(EXERCISE): Look through the data below and say how many of its lines contain "Card", adding nothing else.
##### RECORDS TO USE
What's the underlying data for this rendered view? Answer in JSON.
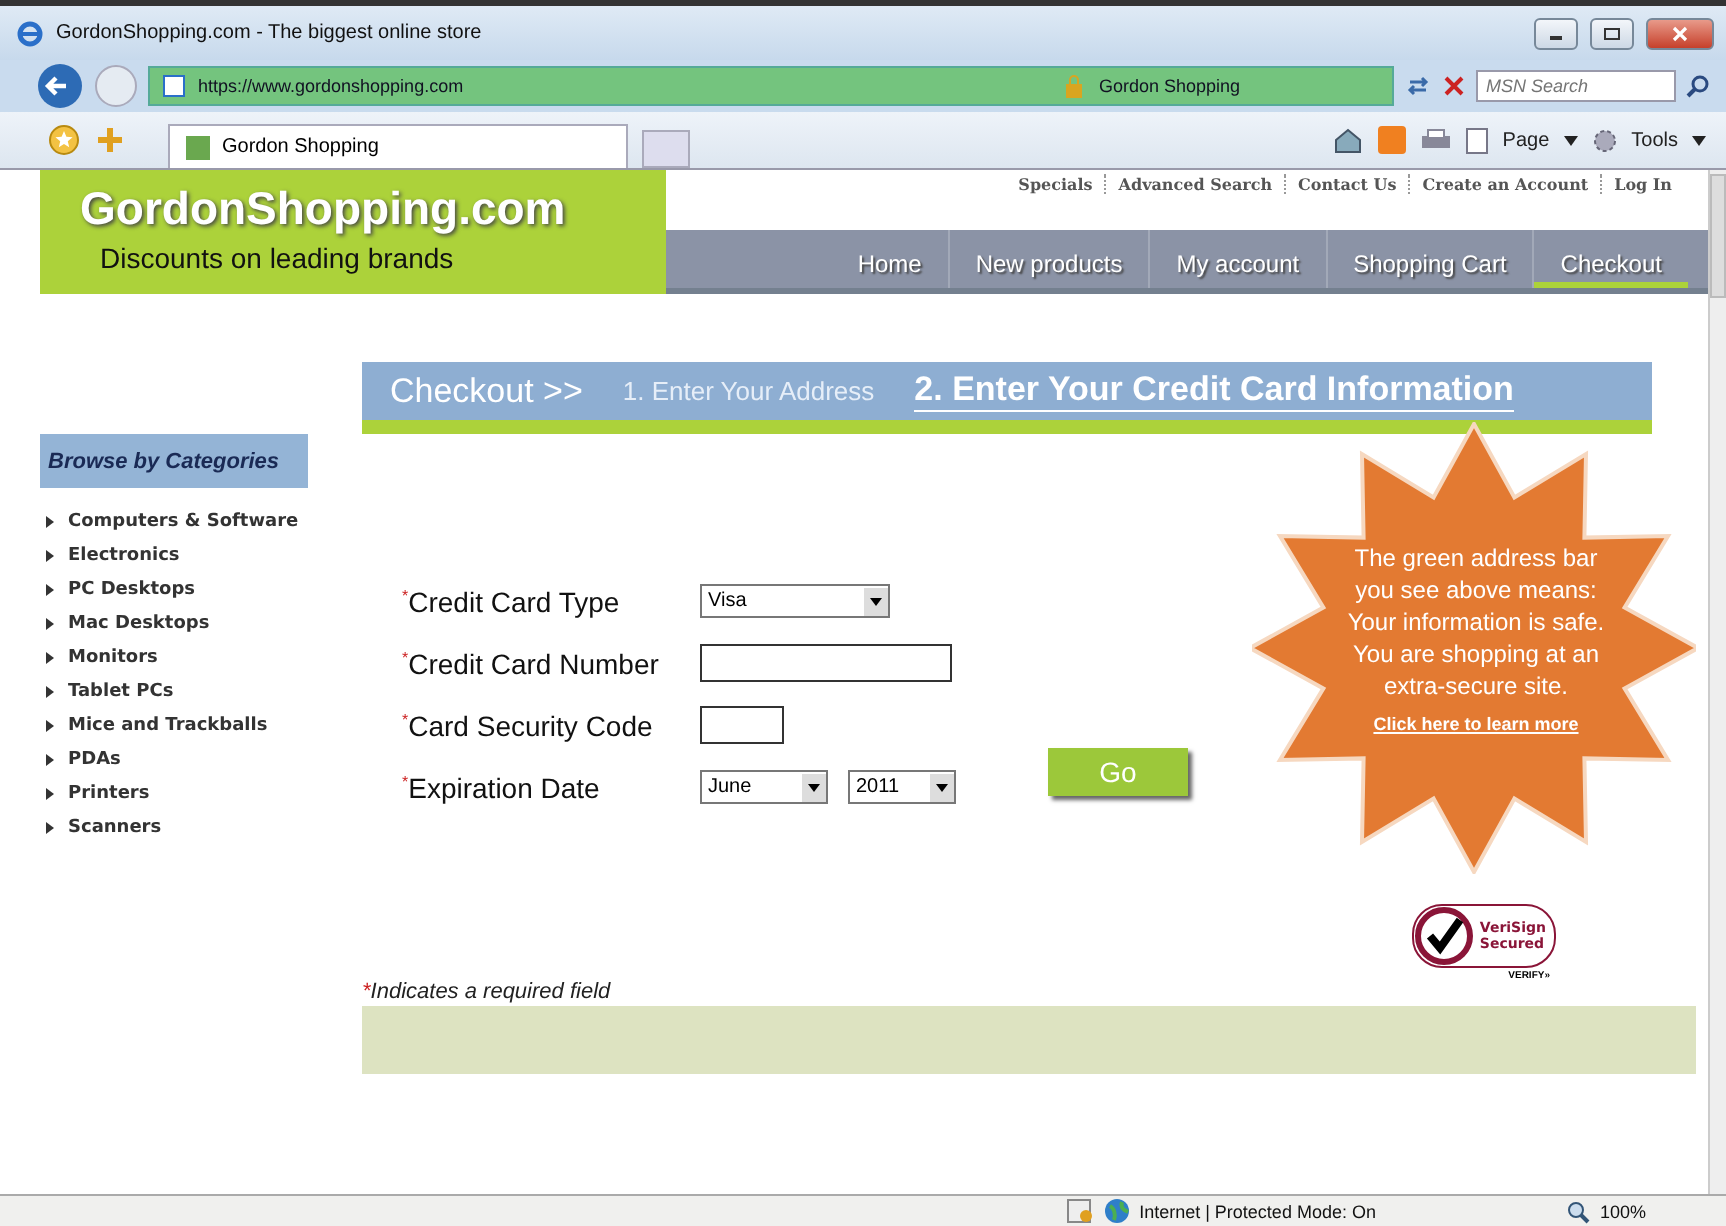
{
  "browser": {
    "title": "GordonShopping.com - The biggest online store",
    "url": "https://www.gordonshopping.com",
    "identity": "Gordon Shopping",
    "search_placeholder": "MSN Search",
    "tab": "Gordon Shopping",
    "tools": [
      "Page",
      "Tools"
    ]
  },
  "header": {
    "logo": "GordonShopping.com",
    "tagline": "Discounts on leading brands",
    "top_links": [
      "Specials",
      "Advanced Search",
      "Contact Us",
      "Create an Account",
      "Log In"
    ],
    "nav": [
      {
        "label": "Home",
        "selected": false
      },
      {
        "label": "New products",
        "selected": false
      },
      {
        "label": "My account",
        "selected": false
      },
      {
        "label": "Shopping Cart",
        "selected": false
      },
      {
        "label": "Checkout",
        "selected": true
      }
    ]
  },
  "checkout": {
    "title": "Checkout >>",
    "steps": [
      {
        "label": "1. Enter Your Address",
        "selected": false
      },
      {
        "label": "2. Enter Your Credit Card Information",
        "selected": true
      }
    ]
  },
  "sidebar": {
    "heading": "Browse by Categories",
    "items": [
      "Computers & Software",
      "Electronics",
      "PC Desktops",
      "Mac Desktops",
      "Monitors",
      "Tablet PCs",
      "Mice and Trackballs",
      "PDAs",
      "Printers",
      "Scanners"
    ]
  },
  "form": {
    "fields": [
      {
        "kind": "select",
        "mark": "*",
        "label": "Credit Card Type",
        "values": [
          "Visa"
        ]
      },
      {
        "kind": "text",
        "mark": "*",
        "label": "Credit Card Number"
      },
      {
        "kind": "short_text",
        "mark": "*",
        "label": "Card Security Code"
      },
      {
        "kind": "date",
        "mark": "*",
        "label": "Expiration Date",
        "values": [
          "June",
          "2011"
        ]
      }
    ],
    "submit": "Go",
    "note_mark": "*",
    "note": "Indicates a required field"
  },
  "promo": {
    "text": "The green address bar you see above means: Your information is safe. You are shopping at an extra-secure site.",
    "link": "Click here to learn more"
  },
  "seal": {
    "name": "VeriSign",
    "sub": "Secured",
    "verify": "VERIFY»"
  },
  "status": {
    "zone": "Internet | Protected Mode: On",
    "zoom": "100%"
  }
}
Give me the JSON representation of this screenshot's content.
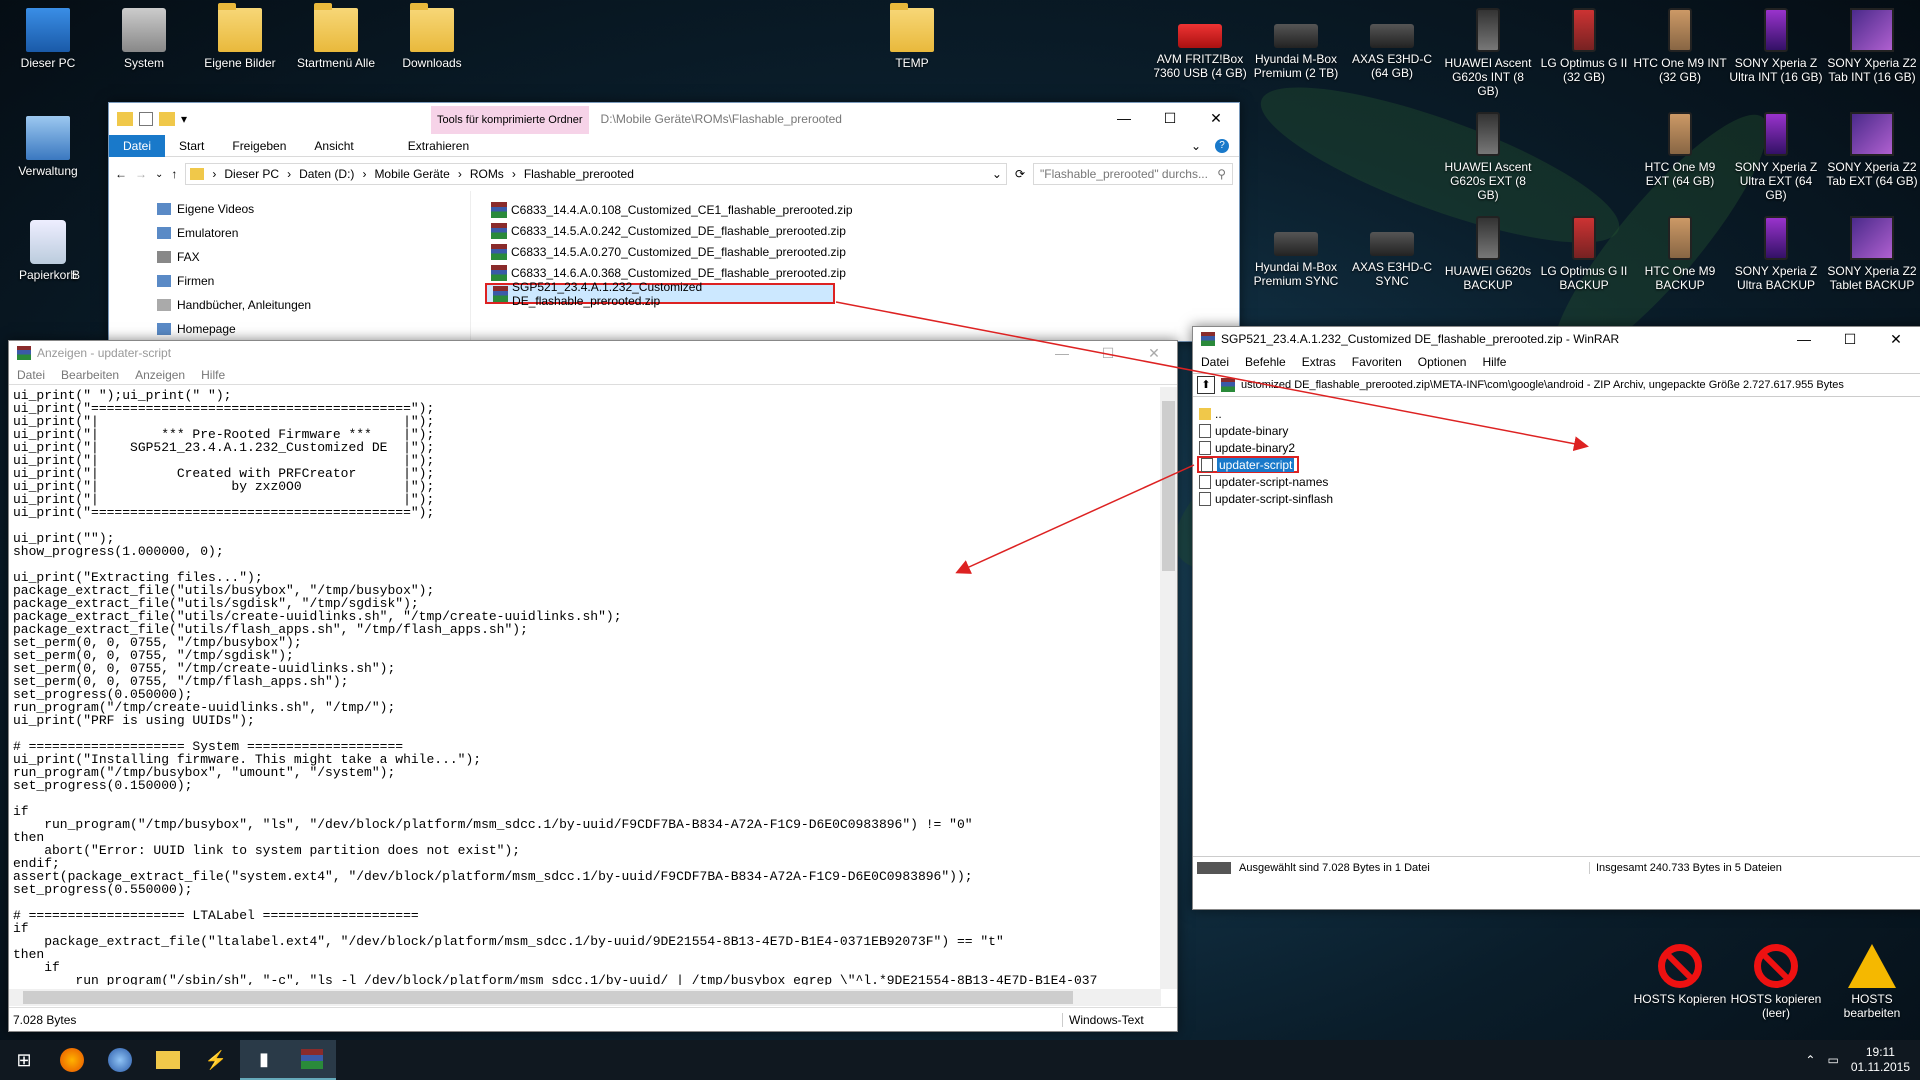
{
  "desktop": {
    "icons": [
      {
        "label": "Dieser PC",
        "type": "pc"
      },
      {
        "label": "System",
        "type": "disk"
      },
      {
        "label": "Eigene Bilder",
        "type": "folder"
      },
      {
        "label": "Startmenü Alle",
        "type": "folder"
      },
      {
        "label": "Downloads",
        "type": "folder"
      },
      {
        "label": "TEMP",
        "type": "folder"
      },
      {
        "label": "Verwaltung",
        "type": "tool"
      },
      {
        "label": "Papierkorb",
        "type": "bin"
      },
      {
        "label": "B",
        "type": "folder"
      }
    ],
    "devices_row1": [
      {
        "label": "AVM FRITZ!Box 7360 USB (4 GB)",
        "type": "router"
      },
      {
        "label": "Hyundai M-Box Premium (2 TB)",
        "type": "box"
      },
      {
        "label": "AXAS E3HD-C (64 GB)",
        "type": "box"
      },
      {
        "label": "HUAWEI Ascent G620s INT (8 GB)",
        "type": "phone"
      },
      {
        "label": "LG Optimus G II (32 GB)",
        "type": "phone"
      },
      {
        "label": "HTC One M9 INT (32 GB)",
        "type": "phone"
      },
      {
        "label": "SONY Xperia Z Ultra INT (16 GB)",
        "type": "phone"
      },
      {
        "label": "SONY Xperia Z2 Tab INT (16 GB)",
        "type": "tablet"
      }
    ],
    "devices_row2": [
      {
        "label": "HUAWEI Ascent G620s EXT (8 GB)",
        "type": "phone"
      },
      {
        "label": "HTC One M9 EXT (64 GB)",
        "type": "phone"
      },
      {
        "label": "SONY Xperia Z Ultra EXT (64 GB)",
        "type": "phone"
      },
      {
        "label": "SONY Xperia Z2 Tab EXT (64 GB)",
        "type": "tablet"
      }
    ],
    "devices_row3": [
      {
        "label": "Hyundai M-Box Premium SYNC",
        "type": "box"
      },
      {
        "label": "AXAS E3HD-C SYNC",
        "type": "box"
      },
      {
        "label": "HUAWEI G620s BACKUP",
        "type": "phone"
      },
      {
        "label": "LG Optimus G II BACKUP",
        "type": "phone"
      },
      {
        "label": "HTC One M9 BACKUP",
        "type": "phone"
      },
      {
        "label": "SONY Xperia Z Ultra BACKUP",
        "type": "phone"
      },
      {
        "label": "SONY Xperia Z2 Tablet BACKUP",
        "type": "tablet"
      }
    ],
    "hosts": [
      {
        "label": "HOSTS Kopieren",
        "type": "redx"
      },
      {
        "label": "HOSTS kopieren (leer)",
        "type": "redx"
      },
      {
        "label": "HOSTS bearbeiten",
        "type": "warning"
      }
    ]
  },
  "explorer": {
    "context_tab": "Tools für komprimierte Ordner",
    "title": "D:\\Mobile Geräte\\ROMs\\Flashable_prerooted",
    "tabs": [
      "Datei",
      "Start",
      "Freigeben",
      "Ansicht",
      "Extrahieren"
    ],
    "breadcrumb": [
      "Dieser PC",
      "Daten (D:)",
      "Mobile Geräte",
      "ROMs",
      "Flashable_prerooted"
    ],
    "search_placeholder": "\"Flashable_prerooted\" durchs...",
    "nav_items": [
      "Eigene Videos",
      "Emulatoren",
      "FAX",
      "Firmen",
      "Handbücher, Anleitungen",
      "Homepage"
    ],
    "files": [
      "C6833_14.4.A.0.108_Customized_CE1_flashable_prerooted.zip",
      "C6833_14.5.A.0.242_Customized_DE_flashable_prerooted.zip",
      "C6833_14.5.A.0.270_Customized_DE_flashable_prerooted.zip",
      "C6833_14.6.A.0.368_Customized_DE_flashable_prerooted.zip",
      "SGP521_23.4.A.1.232_Customized DE_flashable_prerooted.zip"
    ],
    "selected_index": 4
  },
  "notepad": {
    "title": "Anzeigen - updater-script",
    "menu": [
      "Datei",
      "Bearbeiten",
      "Anzeigen",
      "Hilfe"
    ],
    "lines": [
      "ui_print(\" \");ui_print(\" \");",
      "ui_print(\"=========================================\");",
      "ui_print(\"|                                       |\");",
      "ui_print(\"|        *** Pre-Rooted Firmware ***    |\");",
      "ui_print(\"|    SGP521_23.4.A.1.232_Customized DE  |\");",
      "ui_print(\"|                                       |\");",
      "ui_print(\"|          Created with PRFCreator      |\");",
      "ui_print(\"|                 by zxz0O0             |\");",
      "ui_print(\"|                                       |\");",
      "ui_print(\"=========================================\");",
      "",
      "ui_print(\"\");",
      "show_progress(1.000000, 0);",
      "",
      "ui_print(\"Extracting files...\");",
      "package_extract_file(\"utils/busybox\", \"/tmp/busybox\");",
      "package_extract_file(\"utils/sgdisk\", \"/tmp/sgdisk\");",
      "package_extract_file(\"utils/create-uuidlinks.sh\", \"/tmp/create-uuidlinks.sh\");",
      "package_extract_file(\"utils/flash_apps.sh\", \"/tmp/flash_apps.sh\");",
      "set_perm(0, 0, 0755, \"/tmp/busybox\");",
      "set_perm(0, 0, 0755, \"/tmp/sgdisk\");",
      "set_perm(0, 0, 0755, \"/tmp/create-uuidlinks.sh\");",
      "set_perm(0, 0, 0755, \"/tmp/flash_apps.sh\");",
      "set_progress(0.050000);",
      "run_program(\"/tmp/create-uuidlinks.sh\", \"/tmp/\");",
      "ui_print(\"PRF is using UUIDs\");",
      "",
      "# ==================== System ====================",
      "ui_print(\"Installing firmware. This might take a while...\");",
      "run_program(\"/tmp/busybox\", \"umount\", \"/system\");",
      "set_progress(0.150000);",
      "",
      "if",
      "    run_program(\"/tmp/busybox\", \"ls\", \"/dev/block/platform/msm_sdcc.1/by-uuid/F9CDF7BA-B834-A72A-F1C9-D6E0C0983896\") != \"0\"",
      "then",
      "    abort(\"Error: UUID link to system partition does not exist\");",
      "endif;",
      "assert(package_extract_file(\"system.ext4\", \"/dev/block/platform/msm_sdcc.1/by-uuid/F9CDF7BA-B834-A72A-F1C9-D6E0C0983896\"));",
      "set_progress(0.550000);",
      "",
      "# ==================== LTALabel ====================",
      "if",
      "    package_extract_file(\"ltalabel.ext4\", \"/dev/block/platform/msm_sdcc.1/by-uuid/9DE21554-8B13-4E7D-B1E4-0371EB92073F\") == \"t\"",
      "then",
      "    if",
      "        run_program(\"/sbin/sh\", \"-c\", \"ls -l /dev/block/platform/msm_sdcc.1/by-uuid/ | /tmp/busybox egrep \\\"^l.*9DE21554-8B13-4E7D-B1E4-037"
    ],
    "status_left": "7.028 Bytes",
    "status_right": "Windows-Text"
  },
  "winrar": {
    "title": "SGP521_23.4.A.1.232_Customized DE_flashable_prerooted.zip - WinRAR",
    "menu": [
      "Datei",
      "Befehle",
      "Extras",
      "Favoriten",
      "Optionen",
      "Hilfe"
    ],
    "path": "ustomized DE_flashable_prerooted.zip\\META-INF\\com\\google\\android - ZIP Archiv, ungepackte Größe 2.727.617.955 Bytes",
    "items": [
      "..",
      "update-binary",
      "update-binary2",
      "updater-script",
      "updater-script-names",
      "updater-script-sinflash"
    ],
    "selected_index": 3,
    "status_left": "Ausgewählt sind 7.028 Bytes in 1 Datei",
    "status_right": "Insgesamt 240.733 Bytes in 5 Dateien"
  },
  "taskbar": {
    "time": "19:11",
    "date": "01.11.2015",
    "apps": [
      "start-icon",
      "firefox-icon",
      "thunderbird-icon",
      "explorer-icon",
      "tool-icon",
      "video-icon",
      "winrar-icon"
    ]
  }
}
##########
(TASK RESPONSE): 4